DATA LISTING:
# # # # # # #
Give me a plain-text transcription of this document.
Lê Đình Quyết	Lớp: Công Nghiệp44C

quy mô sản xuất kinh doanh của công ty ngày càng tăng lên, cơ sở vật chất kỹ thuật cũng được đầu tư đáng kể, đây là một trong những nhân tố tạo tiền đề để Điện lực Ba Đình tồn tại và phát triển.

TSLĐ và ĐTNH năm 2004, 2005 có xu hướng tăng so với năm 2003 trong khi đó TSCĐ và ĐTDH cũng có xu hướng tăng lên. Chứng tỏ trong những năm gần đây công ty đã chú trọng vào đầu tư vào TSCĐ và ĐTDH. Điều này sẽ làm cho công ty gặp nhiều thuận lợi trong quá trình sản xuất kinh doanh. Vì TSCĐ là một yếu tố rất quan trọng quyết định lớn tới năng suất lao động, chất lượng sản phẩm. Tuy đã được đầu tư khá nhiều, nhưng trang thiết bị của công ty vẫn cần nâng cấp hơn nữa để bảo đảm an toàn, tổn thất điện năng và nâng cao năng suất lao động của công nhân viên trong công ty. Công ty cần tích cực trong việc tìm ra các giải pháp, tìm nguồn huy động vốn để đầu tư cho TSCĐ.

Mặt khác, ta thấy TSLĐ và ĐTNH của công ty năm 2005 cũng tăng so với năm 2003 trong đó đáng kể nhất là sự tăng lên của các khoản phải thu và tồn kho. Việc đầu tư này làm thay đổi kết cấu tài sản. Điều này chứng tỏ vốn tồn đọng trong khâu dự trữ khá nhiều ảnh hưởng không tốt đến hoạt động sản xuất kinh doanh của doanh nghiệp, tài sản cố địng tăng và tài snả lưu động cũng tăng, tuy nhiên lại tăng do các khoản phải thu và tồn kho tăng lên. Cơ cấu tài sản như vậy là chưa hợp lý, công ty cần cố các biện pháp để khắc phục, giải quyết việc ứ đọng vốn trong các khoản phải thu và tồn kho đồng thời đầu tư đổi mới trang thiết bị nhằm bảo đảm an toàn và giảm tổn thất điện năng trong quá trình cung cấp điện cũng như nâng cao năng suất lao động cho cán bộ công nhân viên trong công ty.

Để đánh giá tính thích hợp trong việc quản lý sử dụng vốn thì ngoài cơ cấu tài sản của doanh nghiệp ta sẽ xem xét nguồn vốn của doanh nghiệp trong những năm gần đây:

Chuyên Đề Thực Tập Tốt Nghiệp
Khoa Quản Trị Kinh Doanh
# # # # # # #
EXERCISE AIM:
Looking at the records above, count the lines where the word "Đình" appears. State only the number.

EXERCISE RESPONSE:
2